- Makale:
# # #

​Sonda söyleyeceğimi başta söyleyeyim, sosyolog, psikolog, teolog,  terör uzmanı, siyaset bilimci falan değilim. Sadece sabah gördüğüm bir fotoğrafın bana düşündürdüklerini anlatmak istiyorum size...

        Fotoğraf Suriye'nin ya da Irak'ın herhangi bir yerinde olabilir, daha da önemlisi, Türkiye'nin herhangi bir yerinden olmayacağının coğrafyamız içinde garantisi yoktur. Zaten gidişatta hayır da yoktur. Philip Mansel'in Halep kitabında "16. ve  17.yy.da Halep'te 53 han ve 56 çarşı olduğu, ve bunların ORtadoğu'nun en büyükleri olduğu, Arap çöllerinin en iyi atlarının burada satıldığı, Yahudiler, Tatarlar, İranlılar, Ermeniler, Hintliler ve çok çeşitli Hristiyan inançlarına rağmen Avrupa'da görülmeyen inanç özgürlüğünün Halepte yaşandığı, ipek, sabun, baharat ve keçi kılının yine buradan ihraç edildiği" anlatılmaktadır.  2018 yılı itibariyle özelde Halep'in, genelde bölgenin durumuna baktığımızda, insanın içinin ve umutlarının kararmamasının imkanı yok gibi bir şey sanırım. 

       Bölgeden düşen hemen her fotoğrafa baktığımda aklıma ilk gelen, bölgede cirit atan istihbarat örgütlerinin ülkelerinde her şeyin günlük güneşlik olduğu, insanların medeniyet ve rahatlık içinde mutlu mesut yaşadıkları oluyor. Halbuki her millet, seçtiği hükümetlerin icraatlerine ortak değil midir? Hiç mi rahatsızlık duymuyor bu insanlar Ortadoğuda yaşattıkları dramdan? Duymuyorlar belli ki, hatta böyle bir yer olduğunu bile bilmiyorlar muhtemelen. Oysa ne kadar güzel değil mi? Binlerce km öteden gel, insanların yerini yurdunu perişan et, insanları yerinden yurdundan et, sonra bu insanlar mülteci duruma geldiğinde sınırlarından içeri alma, açık denizlerde botlarını batır. Üstüne BM de "hümanizmcilik" oyna. Dostlar alışverişte görsün.

# # #

- Alıştırma girdisi:

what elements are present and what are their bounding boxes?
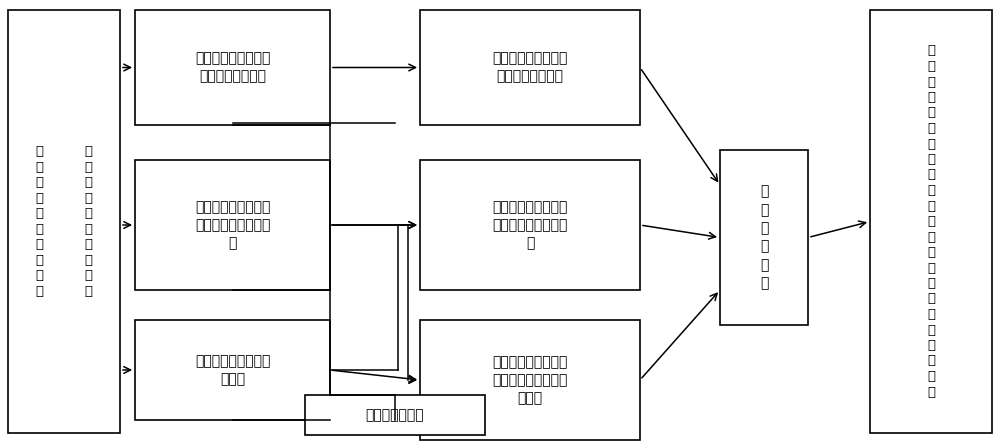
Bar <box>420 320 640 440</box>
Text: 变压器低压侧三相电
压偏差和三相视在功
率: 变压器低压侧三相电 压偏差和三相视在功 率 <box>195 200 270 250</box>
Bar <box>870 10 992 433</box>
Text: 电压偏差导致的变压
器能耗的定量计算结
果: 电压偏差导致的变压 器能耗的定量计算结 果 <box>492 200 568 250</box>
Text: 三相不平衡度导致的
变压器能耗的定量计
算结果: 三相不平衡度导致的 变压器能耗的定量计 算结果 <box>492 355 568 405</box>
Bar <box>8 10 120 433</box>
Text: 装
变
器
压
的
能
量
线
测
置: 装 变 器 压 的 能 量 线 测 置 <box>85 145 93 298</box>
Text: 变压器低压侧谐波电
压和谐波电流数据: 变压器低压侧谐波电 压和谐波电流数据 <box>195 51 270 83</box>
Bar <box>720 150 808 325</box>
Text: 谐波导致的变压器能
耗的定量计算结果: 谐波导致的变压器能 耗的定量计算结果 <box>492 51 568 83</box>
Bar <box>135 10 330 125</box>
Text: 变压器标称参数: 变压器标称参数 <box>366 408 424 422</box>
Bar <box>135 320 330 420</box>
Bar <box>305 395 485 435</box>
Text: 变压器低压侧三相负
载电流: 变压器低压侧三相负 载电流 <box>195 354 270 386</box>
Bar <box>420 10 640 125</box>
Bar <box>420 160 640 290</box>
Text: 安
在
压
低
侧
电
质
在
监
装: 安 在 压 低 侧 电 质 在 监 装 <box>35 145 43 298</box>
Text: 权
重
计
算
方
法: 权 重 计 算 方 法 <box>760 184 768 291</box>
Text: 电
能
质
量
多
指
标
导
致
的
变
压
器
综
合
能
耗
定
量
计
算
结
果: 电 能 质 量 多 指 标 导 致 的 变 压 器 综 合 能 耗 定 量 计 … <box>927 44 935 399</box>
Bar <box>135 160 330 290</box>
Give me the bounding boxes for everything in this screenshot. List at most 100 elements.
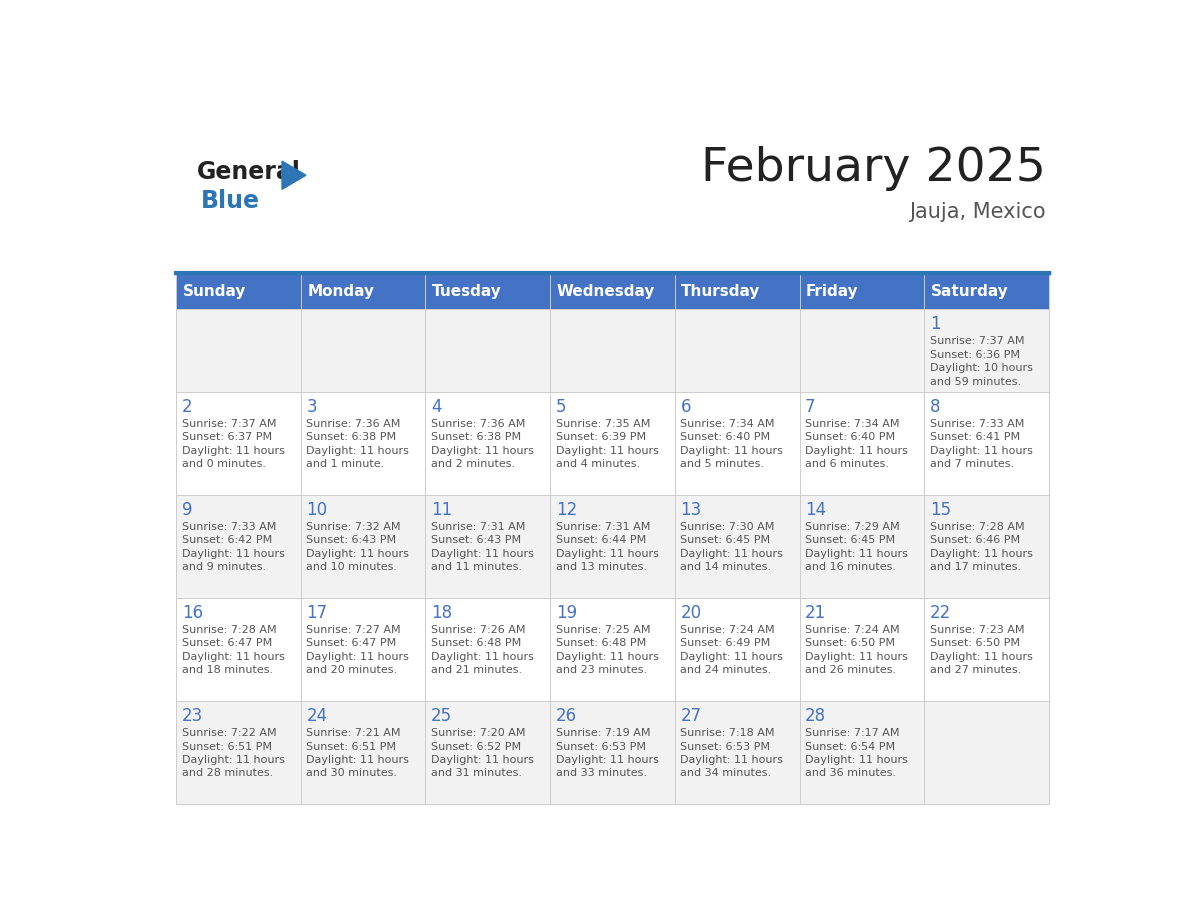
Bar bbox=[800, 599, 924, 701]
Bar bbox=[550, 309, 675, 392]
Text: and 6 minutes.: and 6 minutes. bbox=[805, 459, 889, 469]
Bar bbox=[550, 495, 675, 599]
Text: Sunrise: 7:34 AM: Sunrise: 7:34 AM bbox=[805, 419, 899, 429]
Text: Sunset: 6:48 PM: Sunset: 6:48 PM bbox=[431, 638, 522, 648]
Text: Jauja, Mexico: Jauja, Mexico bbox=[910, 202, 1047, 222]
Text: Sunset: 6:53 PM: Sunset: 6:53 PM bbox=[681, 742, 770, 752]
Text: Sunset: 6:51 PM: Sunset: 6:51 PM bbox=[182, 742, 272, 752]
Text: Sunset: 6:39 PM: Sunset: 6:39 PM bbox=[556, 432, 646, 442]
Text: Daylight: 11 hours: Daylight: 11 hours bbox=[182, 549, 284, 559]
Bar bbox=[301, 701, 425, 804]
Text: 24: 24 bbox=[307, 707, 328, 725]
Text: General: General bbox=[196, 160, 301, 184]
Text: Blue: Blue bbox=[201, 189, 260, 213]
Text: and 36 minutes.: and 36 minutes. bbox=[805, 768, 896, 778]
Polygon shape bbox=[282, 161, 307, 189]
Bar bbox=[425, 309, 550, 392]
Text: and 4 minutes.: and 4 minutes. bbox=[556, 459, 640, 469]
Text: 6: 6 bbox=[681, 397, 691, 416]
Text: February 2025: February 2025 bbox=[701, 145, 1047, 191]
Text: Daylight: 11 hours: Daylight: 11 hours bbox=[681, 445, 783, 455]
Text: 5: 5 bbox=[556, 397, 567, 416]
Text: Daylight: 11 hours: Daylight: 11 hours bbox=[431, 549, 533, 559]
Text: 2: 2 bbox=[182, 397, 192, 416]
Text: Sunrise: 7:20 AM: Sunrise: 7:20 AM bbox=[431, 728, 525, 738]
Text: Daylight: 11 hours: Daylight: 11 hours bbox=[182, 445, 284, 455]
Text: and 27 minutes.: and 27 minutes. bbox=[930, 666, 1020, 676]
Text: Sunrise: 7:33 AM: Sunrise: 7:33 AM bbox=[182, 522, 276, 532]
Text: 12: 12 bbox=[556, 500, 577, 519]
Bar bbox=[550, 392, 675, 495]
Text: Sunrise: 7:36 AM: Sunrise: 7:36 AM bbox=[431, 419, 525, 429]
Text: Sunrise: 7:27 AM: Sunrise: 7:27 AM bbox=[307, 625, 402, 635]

# # #

- Yönergeler:
1. Makalede anılan Philip Mansel'in Halep kitabına göre 16. ve 17. yüzyılda Halep'te kaç han bulunuyordu?
2. "器能耗的定量计算结" dizesini içeren bütün satırları döndür.
Makale ile satırlar ayrı kaynaklardan alınmıştır.

- Çözümler:
1. 53 han.

2.
器能耗的定量计算结
果: 电压偏差导致的变压 器能耗的定量计算结 果 <box>492 200 568 250</box>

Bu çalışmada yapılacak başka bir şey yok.